Dataset rows:
--- Start ---

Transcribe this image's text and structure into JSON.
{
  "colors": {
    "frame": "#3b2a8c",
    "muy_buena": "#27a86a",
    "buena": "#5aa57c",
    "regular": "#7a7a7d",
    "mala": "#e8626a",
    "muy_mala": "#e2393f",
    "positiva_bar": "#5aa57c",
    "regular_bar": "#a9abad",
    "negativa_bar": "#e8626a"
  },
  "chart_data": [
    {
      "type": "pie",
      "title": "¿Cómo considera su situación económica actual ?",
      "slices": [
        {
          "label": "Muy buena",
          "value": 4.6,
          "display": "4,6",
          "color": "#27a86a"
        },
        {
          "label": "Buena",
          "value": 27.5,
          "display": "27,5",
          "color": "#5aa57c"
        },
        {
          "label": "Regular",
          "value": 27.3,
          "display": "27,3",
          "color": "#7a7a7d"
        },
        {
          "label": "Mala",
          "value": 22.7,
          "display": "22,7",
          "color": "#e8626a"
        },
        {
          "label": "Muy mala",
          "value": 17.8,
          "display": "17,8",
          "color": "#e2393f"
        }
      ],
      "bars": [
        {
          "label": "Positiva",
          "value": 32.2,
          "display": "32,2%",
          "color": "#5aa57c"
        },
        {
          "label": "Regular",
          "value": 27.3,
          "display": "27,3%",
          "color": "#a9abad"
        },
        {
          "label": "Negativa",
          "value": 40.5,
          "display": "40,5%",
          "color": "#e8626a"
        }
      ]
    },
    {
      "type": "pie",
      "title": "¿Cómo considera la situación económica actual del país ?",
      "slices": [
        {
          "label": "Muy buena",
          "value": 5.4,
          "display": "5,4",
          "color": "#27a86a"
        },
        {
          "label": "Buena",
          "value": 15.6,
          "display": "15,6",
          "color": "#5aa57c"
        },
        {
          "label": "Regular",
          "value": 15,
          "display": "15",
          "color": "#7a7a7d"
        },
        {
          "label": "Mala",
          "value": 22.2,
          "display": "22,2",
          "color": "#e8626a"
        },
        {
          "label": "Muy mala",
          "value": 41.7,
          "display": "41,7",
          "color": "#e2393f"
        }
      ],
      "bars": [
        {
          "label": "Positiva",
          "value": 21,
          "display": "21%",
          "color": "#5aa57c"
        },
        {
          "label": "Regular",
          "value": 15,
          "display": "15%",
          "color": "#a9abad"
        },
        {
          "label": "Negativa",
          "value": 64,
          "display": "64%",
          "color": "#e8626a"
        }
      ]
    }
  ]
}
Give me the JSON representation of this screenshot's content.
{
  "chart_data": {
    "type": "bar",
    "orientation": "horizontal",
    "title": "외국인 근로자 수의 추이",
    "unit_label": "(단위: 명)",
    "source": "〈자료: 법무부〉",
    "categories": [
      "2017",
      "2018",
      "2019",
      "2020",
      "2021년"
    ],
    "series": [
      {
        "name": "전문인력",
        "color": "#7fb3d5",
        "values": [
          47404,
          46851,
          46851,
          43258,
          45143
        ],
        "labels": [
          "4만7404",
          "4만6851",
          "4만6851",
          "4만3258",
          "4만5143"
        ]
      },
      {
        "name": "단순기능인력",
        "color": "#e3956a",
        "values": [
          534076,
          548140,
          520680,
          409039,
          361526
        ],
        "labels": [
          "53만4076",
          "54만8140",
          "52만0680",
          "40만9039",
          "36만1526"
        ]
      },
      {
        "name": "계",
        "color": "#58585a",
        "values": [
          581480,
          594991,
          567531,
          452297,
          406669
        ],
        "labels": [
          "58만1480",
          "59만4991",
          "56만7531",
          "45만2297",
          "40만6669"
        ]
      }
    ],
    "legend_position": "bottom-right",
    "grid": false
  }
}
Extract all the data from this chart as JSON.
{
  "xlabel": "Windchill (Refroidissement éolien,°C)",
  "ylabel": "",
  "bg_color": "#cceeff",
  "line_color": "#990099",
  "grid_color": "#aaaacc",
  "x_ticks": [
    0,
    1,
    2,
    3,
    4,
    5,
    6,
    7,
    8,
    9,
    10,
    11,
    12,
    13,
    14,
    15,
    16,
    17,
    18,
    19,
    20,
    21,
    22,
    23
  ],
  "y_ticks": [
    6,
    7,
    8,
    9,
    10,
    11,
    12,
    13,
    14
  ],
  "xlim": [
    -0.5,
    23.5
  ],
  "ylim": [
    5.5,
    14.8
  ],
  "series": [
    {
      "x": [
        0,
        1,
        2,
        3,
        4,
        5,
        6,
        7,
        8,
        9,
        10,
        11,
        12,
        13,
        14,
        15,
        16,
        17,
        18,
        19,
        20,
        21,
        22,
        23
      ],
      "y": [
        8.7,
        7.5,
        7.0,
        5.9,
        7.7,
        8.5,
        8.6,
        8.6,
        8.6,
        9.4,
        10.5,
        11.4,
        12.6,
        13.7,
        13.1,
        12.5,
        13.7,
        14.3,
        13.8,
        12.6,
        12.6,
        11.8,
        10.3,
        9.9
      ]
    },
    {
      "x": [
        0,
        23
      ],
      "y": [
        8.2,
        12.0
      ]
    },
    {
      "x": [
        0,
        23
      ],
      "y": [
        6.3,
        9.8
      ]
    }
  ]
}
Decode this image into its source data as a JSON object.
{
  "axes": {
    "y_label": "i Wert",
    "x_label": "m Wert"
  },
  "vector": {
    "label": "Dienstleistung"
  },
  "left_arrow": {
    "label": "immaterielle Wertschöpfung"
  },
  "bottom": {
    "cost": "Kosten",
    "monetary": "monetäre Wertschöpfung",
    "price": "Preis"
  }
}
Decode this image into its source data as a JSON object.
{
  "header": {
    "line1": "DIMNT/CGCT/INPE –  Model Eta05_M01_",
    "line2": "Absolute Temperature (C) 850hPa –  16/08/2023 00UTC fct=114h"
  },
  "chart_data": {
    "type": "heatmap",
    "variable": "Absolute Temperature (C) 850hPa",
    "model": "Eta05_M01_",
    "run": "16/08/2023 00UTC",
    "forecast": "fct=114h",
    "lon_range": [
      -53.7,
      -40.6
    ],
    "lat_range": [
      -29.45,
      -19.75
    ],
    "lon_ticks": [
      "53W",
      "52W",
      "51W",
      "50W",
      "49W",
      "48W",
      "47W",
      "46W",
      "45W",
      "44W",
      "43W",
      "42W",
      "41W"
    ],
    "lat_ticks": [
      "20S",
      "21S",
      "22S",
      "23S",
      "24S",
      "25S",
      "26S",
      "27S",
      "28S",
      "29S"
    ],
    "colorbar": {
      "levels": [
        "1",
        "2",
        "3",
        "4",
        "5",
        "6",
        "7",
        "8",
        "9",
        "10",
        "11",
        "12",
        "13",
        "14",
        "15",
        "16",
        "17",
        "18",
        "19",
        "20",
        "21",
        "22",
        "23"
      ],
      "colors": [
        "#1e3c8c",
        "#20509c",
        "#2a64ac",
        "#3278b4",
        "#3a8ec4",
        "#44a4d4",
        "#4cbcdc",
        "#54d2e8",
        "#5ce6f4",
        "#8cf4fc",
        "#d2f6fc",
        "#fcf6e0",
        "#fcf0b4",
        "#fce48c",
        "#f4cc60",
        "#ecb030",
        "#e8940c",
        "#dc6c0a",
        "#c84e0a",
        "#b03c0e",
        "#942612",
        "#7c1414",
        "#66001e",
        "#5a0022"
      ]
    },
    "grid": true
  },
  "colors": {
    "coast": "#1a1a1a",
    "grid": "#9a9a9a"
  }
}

--- End ---

Task objective:
Repeat the whole listing exactly, keeping every line intact.

Written response:
Transcribe this image's text and structure into JSON.
{
  "colors": {
    "frame": "#3b2a8c",
    "muy_buena": "#27a86a",
    "buena": "#5aa57c",
    "regular": "#7a7a7d",
    "mala": "#e8626a",
    "muy_mala": "#e2393f",
    "positiva_bar": "#5aa57c",
    "regular_bar": "#a9abad",
    "negativa_bar": "#e8626a"
  },
  "chart_data": [
    {
      "type": "pie",
      "title": "¿Cómo considera su situación económica actual ?",
      "slices": [
        {
          "label": "Muy buena",
          "value": 4.6,
          "display": "4,6",
          "color": "#27a86a"
        },
        {
          "label": "Buena",
          "value": 27.5,
          "display": "27,5",
          "color": "#5aa57c"
        },
        {
          "label": "Regular",
          "value": 27.3,
          "display": "27,3",
          "color": "#7a7a7d"
        },
        {
          "label": "Mala",
          "value": 22.7,
          "display": "22,7",
          "color": "#e8626a"
        },
        {
          "label": "Muy mala",
          "value": 17.8,
          "display": "17,8",
          "color": "#e2393f"
        }
      ],
      "bars": [
        {
          "label": "Positiva",
          "value": 32.2,
          "display": "32,2%",
          "color": "#5aa57c"
        },
        {
          "label": "Regular",
          "value": 27.3,
          "display": "27,3%",
          "color": "#a9abad"
        },
        {
          "label": "Negativa",
          "value": 40.5,
          "display": "40,5%",
          "color": "#e8626a"
        }
      ]
    },
    {
      "type": "pie",
      "title": "¿Cómo considera la situación económica actual del país ?",
      "slices": [
        {
          "label": "Muy buena",
          "value": 5.4,
          "display": "5,4",
          "color": "#27a86a"
        },
        {
          "label": "Buena",
          "value": 15.6,
          "display": "15,6",
          "color": "#5aa57c"
        },
        {
          "label": "Regular",
          "value": 15,
          "display": "15",
          "color": "#7a7a7d"
        },
        {
          "label": "Mala",
          "value": 22.2,
          "display": "22,2",
          "color": "#e8626a"
        },
        {
          "label": "Muy mala",
          "value": 41.7,
          "display": "41,7",
          "color": "#e2393f"
        }
      ],
      "bars": [
        {
          "label": "Positiva",
          "value": 21,
          "display": "21%",
          "color": "#5aa57c"
        },
        {
          "label": "Regular",
          "value": 15,
          "display": "15%",
          "color": "#a9abad"
        },
        {
          "label": "Negativa",
          "value": 64,
          "display": "64%",
          "color": "#e8626a"
        }
      ]
    }
  ]
}
Give me the JSON representation of this screenshot's content.
{
  "chart_data": {
    "type": "bar",
    "orientation": "horizontal",
    "title": "외국인 근로자 수의 추이",
    "unit_label": "(단위: 명)",
    "source": "〈자료: 법무부〉",
    "categories": [
      "2017",
      "2018",
      "2019",
      "2020",
      "2021년"
    ],
    "series": [
      {
        "name": "전문인력",
        "color": "#7fb3d5",
        "values": [
          47404,
          46851,
          46851,
          43258,
          45143
        ],
        "labels": [
          "4만7404",
          "4만6851",
          "4만6851",
          "4만3258",
          "4만5143"
        ]
      },
      {
        "name": "단순기능인력",
        "color": "#e3956a",
        "values": [
          534076,
          548140,
          520680,
          409039,
          361526
        ],
        "labels": [
          "53만4076",
          "54만8140",
          "52만0680",
          "40만9039",
          "36만1526"
        ]
      },
      {
        "name": "계",
        "color": "#58585a",
        "values": [
          581480,
          594991,
          567531,
          452297,
          406669
        ],
        "labels": [
          "58만1480",
          "59만4991",
          "56만7531",
          "45만2297",
          "40만6669"
        ]
      }
    ],
    "legend_position": "bottom-right",
    "grid": false
  }
}
Extract all the data from this chart as JSON.
{
  "xlabel": "Windchill (Refroidissement éolien,°C)",
  "ylabel": "",
  "bg_color": "#cceeff",
  "line_color": "#990099",
  "grid_color": "#aaaacc",
  "x_ticks": [
    0,
    1,
    2,
    3,
    4,
    5,
    6,
    7,
    8,
    9,
    10,
    11,
    12,
    13,
    14,
    15,
    16,
    17,
    18,
    19,
    20,
    21,
    22,
    23
  ],
  "y_ticks": [
    6,
    7,
    8,
    9,
    10,
    11,
    12,
    13,
    14
  ],
  "xlim": [
    -0.5,
    23.5
  ],
  "ylim": [
    5.5,
    14.8
  ],
  "series": [
    {
      "x": [
        0,
        1,
        2,
        3,
        4,
        5,
        6,
        7,
        8,
        9,
        10,
        11,
        12,
        13,
        14,
        15,
        16,
        17,
        18,
        19,
        20,
        21,
        22,
        23
      ],
      "y": [
        8.7,
        7.5,
        7.0,
        5.9,
        7.7,
        8.5,
        8.6,
        8.6,
        8.6,
        9.4,
        10.5,
        11.4,
        12.6,
        13.7,
        13.1,
        12.5,
        13.7,
        14.3,
        13.8,
        12.6,
        12.6,
        11.8,
        10.3,
        9.9
      ]
    },
    {
      "x": [
        0,
        23
      ],
      "y": [
        8.2,
        12.0
      ]
    },
    {
      "x": [
        0,
        23
      ],
      "y": [
        6.3,
        9.8
      ]
    }
  ]
}
Decode this image into its source data as a JSON object.
{
  "axes": {
    "y_label": "i Wert",
    "x_label": "m Wert"
  },
  "vector": {
    "label": "Dienstleistung"
  },
  "left_arrow": {
    "label": "immaterielle Wertschöpfung"
  },
  "bottom": {
    "cost": "Kosten",
    "monetary": "monetäre Wertschöpfung",
    "price": "Preis"
  }
}
Decode this image into its source data as a JSON object.
{
  "header": {
    "line1": "DIMNT/CGCT/INPE –  Model Eta05_M01_",
    "line2": "Absolute Temperature (C) 850hPa –  16/08/2023 00UTC fct=114h"
  },
  "chart_data": {
    "type": "heatmap",
    "variable": "Absolute Temperature (C) 850hPa",
    "model": "Eta05_M01_",
    "run": "16/08/2023 00UTC",
    "forecast": "fct=114h",
    "lon_range": [
      -53.7,
      -40.6
    ],
    "lat_range": [
      -29.45,
      -19.75
    ],
    "lon_ticks": [
      "53W",
      "52W",
      "51W",
      "50W",
      "49W",
      "48W",
      "47W",
      "46W",
      "45W",
      "44W",
      "43W",
      "42W",
      "41W"
    ],
    "lat_ticks": [
      "20S",
      "21S",
      "22S",
      "23S",
      "24S",
      "25S",
      "26S",
      "27S",
      "28S",
      "29S"
    ],
    "colorbar": {
      "levels": [
        "1",
        "2",
        "3",
        "4",
        "5",
        "6",
        "7",
        "8",
        "9",
        "10",
        "11",
        "12",
        "13",
        "14",
        "15",
        "16",
        "17",
        "18",
        "19",
        "20",
        "21",
        "22",
        "23"
      ],
      "colors": [
        "#1e3c8c",
        "#20509c",
        "#2a64ac",
        "#3278b4",
        "#3a8ec4",
        "#44a4d4",
        "#4cbcdc",
        "#54d2e8",
        "#5ce6f4",
        "#8cf4fc",
        "#d2f6fc",
        "#fcf6e0",
        "#fcf0b4",
        "#fce48c",
        "#f4cc60",
        "#ecb030",
        "#e8940c",
        "#dc6c0a",
        "#c84e0a",
        "#b03c0e",
        "#942612",
        "#7c1414",
        "#66001e",
        "#5a0022"
      ]
    },
    "grid": true
  },
  "colors": {
    "coast": "#1a1a1a",
    "grid": "#9a9a9a"
  }
}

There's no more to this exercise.